# Objective
Below are entries. Pull out all lines containing "attacks".

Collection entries
------
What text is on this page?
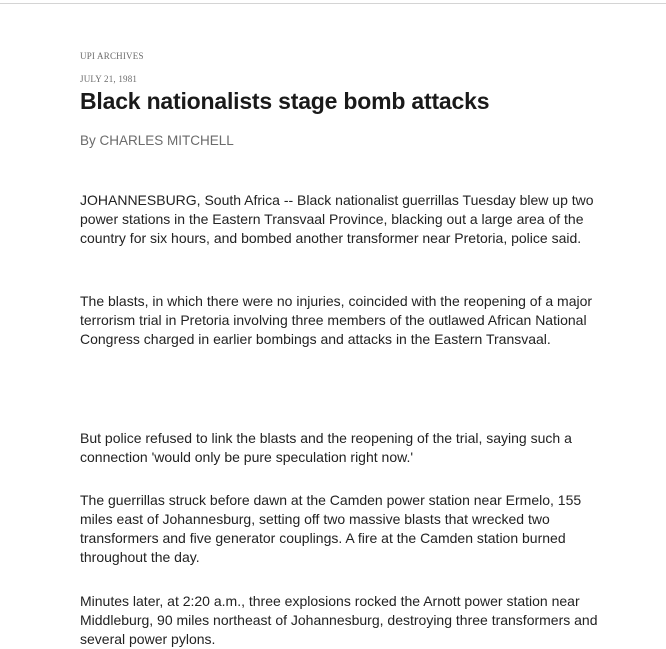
UPI ARCHIVES
JULY 21, 1981
Black nationalists stage bomb attacks
By CHARLES MITCHELL

JOHANNESBURG, South Africa -- Black nationalist guerrillas Tuesday blew up two power stations in the Eastern Transvaal Province, blacking out a large area of the country for six hours, and bombed another transformer near Pretoria, police said.

The blasts, in which there were no injuries, coincided with the reopening of a major terrorism trial in Pretoria involving three members of the outlawed African National Congress charged in earlier bombings and attacks in the Eastern Transvaal.

But police refused to link the blasts and the reopening of the trial, saying such a connection 'would only be pure speculation right now.'

The guerrillas struck before dawn at the Camden power station near Ermelo, 155 miles east of Johannesburg, setting off two massive blasts that wrecked two transformers and five generator couplings. A fire at the Camden station burned throughout the day.

Minutes later, at 2:20 a.m., three explosions rocked the Arnott power station near Middleburg, 90 miles northeast of Johannesburg, destroying three transformers and several power pylons.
------
# Result
Black nationalists stage bomb attacks
The blasts, in which there were no injuries, coincided with the reopening of a major terrorism trial in Pretoria involving three members of the outlawed African National Congress charged in earlier bombings and attacks in the Eastern Transvaal.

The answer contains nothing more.